- [GIVEN INSTRUCTION]:
State only how many lines below include the string "Availability".

- [DATASET]:

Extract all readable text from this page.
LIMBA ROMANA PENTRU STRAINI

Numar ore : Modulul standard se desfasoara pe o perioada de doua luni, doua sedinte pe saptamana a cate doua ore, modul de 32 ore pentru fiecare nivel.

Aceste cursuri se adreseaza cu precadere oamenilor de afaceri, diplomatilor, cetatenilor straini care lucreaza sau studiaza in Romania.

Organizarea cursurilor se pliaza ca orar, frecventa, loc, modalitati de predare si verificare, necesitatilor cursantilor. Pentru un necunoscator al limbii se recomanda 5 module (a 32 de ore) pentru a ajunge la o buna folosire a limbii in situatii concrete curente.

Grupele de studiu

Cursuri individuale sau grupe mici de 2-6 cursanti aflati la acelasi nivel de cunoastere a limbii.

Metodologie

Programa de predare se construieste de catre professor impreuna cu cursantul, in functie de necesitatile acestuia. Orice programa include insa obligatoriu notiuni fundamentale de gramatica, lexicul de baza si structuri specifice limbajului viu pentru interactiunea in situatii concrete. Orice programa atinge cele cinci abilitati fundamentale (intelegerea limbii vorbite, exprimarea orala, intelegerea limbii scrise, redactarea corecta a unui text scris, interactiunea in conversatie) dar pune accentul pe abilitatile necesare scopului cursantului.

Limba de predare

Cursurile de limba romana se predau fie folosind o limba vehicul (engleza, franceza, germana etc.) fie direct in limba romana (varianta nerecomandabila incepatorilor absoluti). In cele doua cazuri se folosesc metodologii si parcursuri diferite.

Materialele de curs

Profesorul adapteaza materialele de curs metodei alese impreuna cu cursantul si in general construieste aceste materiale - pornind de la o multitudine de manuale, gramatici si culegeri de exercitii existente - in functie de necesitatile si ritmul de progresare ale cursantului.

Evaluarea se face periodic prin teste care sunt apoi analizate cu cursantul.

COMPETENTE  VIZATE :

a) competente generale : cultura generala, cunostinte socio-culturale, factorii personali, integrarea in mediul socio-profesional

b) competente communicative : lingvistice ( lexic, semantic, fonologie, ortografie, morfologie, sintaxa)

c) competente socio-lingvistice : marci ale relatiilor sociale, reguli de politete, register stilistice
...
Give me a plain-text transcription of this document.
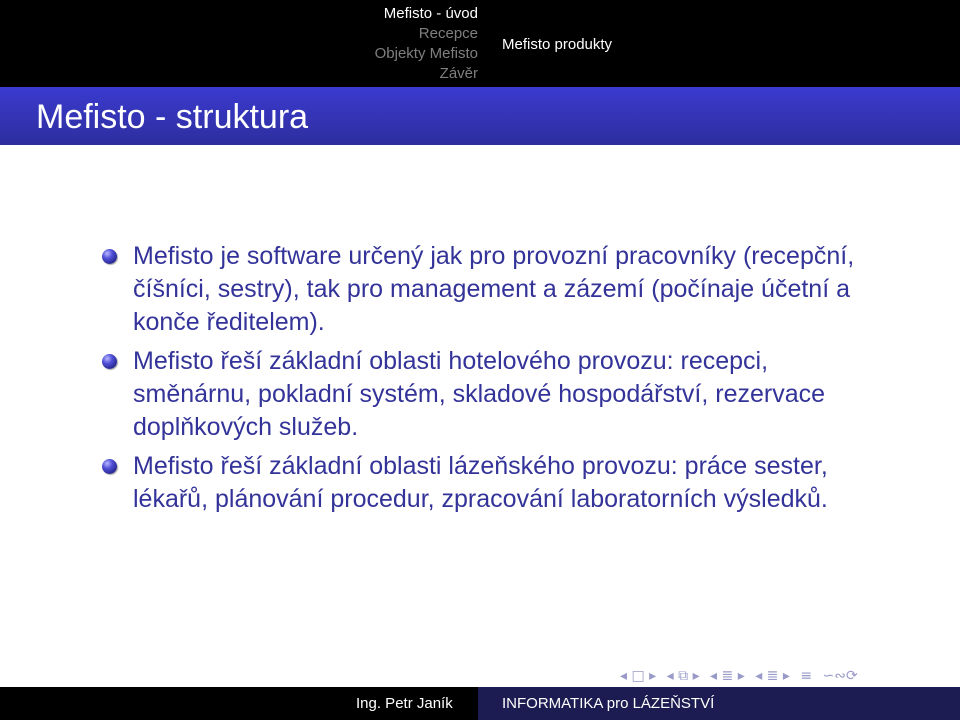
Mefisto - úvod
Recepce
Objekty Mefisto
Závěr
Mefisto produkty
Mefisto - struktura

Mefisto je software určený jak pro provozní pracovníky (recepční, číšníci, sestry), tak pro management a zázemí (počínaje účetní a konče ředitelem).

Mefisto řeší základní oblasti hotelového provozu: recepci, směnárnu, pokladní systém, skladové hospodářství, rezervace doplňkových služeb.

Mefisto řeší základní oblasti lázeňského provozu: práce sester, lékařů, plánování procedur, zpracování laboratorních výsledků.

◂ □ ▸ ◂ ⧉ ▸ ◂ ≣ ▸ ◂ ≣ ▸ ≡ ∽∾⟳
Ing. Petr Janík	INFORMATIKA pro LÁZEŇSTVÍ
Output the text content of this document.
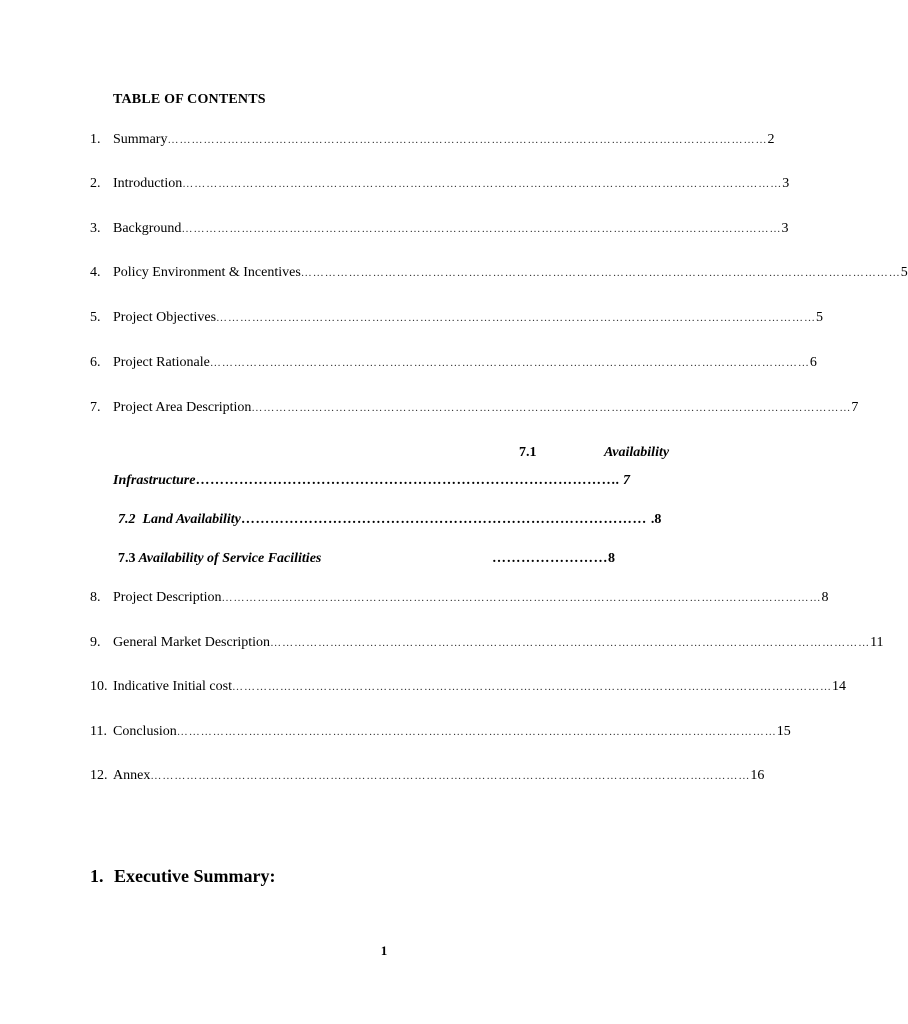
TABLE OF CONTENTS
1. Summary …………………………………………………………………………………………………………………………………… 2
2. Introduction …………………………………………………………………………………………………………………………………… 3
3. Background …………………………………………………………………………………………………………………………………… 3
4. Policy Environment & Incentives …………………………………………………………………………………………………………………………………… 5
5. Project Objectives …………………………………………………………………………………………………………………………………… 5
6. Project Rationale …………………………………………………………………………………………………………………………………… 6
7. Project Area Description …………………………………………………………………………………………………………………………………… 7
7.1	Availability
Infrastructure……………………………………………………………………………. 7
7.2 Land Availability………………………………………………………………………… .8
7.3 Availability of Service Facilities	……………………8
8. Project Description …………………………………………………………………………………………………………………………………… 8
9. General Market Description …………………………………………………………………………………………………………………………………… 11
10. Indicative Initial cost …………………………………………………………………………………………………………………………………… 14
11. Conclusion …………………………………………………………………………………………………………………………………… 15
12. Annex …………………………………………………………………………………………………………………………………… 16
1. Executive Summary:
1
---
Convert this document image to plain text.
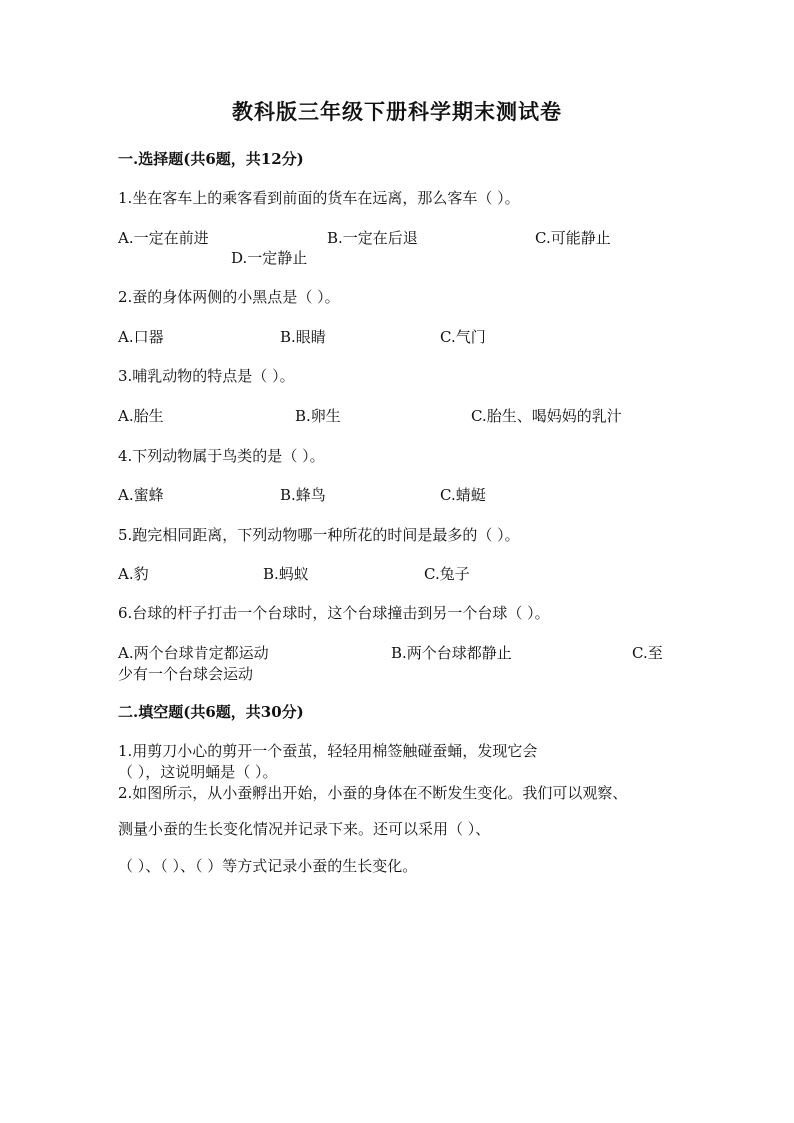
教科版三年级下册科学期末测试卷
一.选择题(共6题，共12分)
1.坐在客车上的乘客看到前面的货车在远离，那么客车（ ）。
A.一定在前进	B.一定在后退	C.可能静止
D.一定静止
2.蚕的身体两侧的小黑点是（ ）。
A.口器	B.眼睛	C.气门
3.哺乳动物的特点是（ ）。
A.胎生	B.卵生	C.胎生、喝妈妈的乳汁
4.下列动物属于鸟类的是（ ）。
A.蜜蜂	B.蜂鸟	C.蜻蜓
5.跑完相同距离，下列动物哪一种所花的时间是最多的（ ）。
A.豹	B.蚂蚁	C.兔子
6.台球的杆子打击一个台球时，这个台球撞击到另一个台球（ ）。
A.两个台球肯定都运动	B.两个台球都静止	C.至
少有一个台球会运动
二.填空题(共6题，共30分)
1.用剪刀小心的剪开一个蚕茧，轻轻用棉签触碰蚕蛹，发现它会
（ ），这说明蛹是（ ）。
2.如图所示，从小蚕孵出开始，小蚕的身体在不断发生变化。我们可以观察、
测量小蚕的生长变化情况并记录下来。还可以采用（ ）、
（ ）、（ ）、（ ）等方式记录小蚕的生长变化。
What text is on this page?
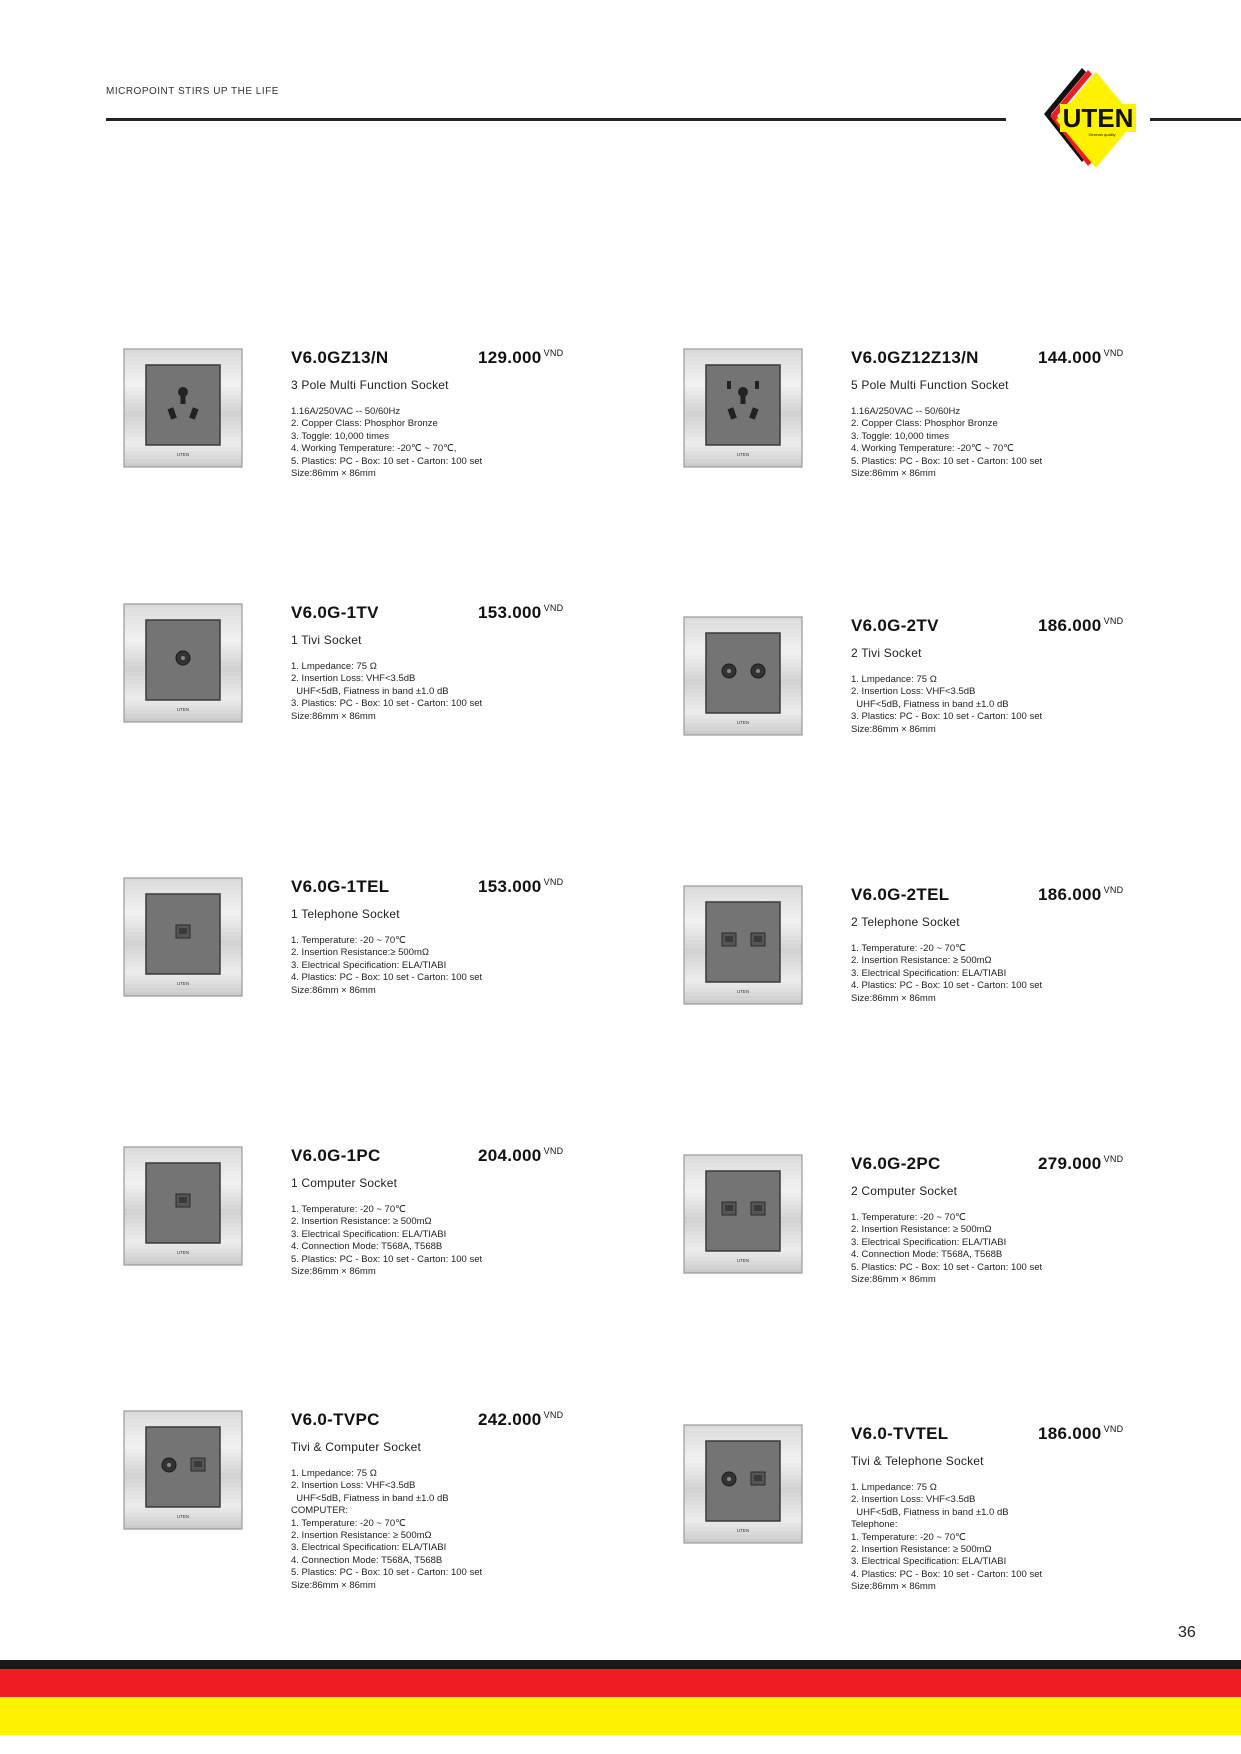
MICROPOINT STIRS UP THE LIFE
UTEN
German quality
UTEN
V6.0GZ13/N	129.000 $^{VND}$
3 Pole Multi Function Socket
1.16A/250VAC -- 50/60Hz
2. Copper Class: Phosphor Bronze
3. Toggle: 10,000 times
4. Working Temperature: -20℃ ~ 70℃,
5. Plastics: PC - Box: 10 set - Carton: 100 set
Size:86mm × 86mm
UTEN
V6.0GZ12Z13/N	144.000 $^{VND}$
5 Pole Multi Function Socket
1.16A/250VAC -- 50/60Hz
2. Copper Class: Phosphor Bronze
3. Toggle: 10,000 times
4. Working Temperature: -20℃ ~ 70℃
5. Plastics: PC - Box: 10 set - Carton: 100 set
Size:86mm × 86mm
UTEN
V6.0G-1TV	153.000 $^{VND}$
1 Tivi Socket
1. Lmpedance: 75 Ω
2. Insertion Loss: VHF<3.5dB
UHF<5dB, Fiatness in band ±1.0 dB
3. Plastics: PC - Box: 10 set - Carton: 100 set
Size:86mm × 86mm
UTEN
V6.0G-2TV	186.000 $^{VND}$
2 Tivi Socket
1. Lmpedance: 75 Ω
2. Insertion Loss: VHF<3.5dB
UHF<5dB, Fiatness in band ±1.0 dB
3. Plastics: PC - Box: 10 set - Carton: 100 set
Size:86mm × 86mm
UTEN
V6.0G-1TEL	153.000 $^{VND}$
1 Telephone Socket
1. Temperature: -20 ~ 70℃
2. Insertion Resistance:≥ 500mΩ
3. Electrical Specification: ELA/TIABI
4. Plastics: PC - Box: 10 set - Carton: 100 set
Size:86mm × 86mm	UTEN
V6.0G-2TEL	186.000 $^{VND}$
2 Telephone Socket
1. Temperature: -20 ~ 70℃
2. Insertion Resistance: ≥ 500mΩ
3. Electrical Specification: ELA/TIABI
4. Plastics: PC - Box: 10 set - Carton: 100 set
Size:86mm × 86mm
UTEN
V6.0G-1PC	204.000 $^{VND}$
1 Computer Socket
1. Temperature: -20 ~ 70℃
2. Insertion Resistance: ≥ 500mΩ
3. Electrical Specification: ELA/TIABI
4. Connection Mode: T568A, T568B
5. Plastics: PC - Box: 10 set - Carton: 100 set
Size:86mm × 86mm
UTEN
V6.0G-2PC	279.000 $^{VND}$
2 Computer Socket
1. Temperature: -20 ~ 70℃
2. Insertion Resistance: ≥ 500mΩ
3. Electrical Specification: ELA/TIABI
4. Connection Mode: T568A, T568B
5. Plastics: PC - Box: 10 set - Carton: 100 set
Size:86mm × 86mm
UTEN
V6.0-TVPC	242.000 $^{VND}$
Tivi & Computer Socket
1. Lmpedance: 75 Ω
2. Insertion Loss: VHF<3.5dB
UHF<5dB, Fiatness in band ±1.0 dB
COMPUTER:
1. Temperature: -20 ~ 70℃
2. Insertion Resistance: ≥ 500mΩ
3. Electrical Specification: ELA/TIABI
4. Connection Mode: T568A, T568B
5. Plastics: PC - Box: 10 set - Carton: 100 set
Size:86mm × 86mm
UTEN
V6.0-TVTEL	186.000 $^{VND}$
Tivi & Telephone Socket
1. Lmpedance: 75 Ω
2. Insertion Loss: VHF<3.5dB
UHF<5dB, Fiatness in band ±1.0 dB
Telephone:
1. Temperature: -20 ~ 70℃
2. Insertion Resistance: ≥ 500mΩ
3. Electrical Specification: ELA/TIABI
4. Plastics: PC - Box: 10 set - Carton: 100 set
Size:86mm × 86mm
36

- [EXPECTED ANSWER]:
3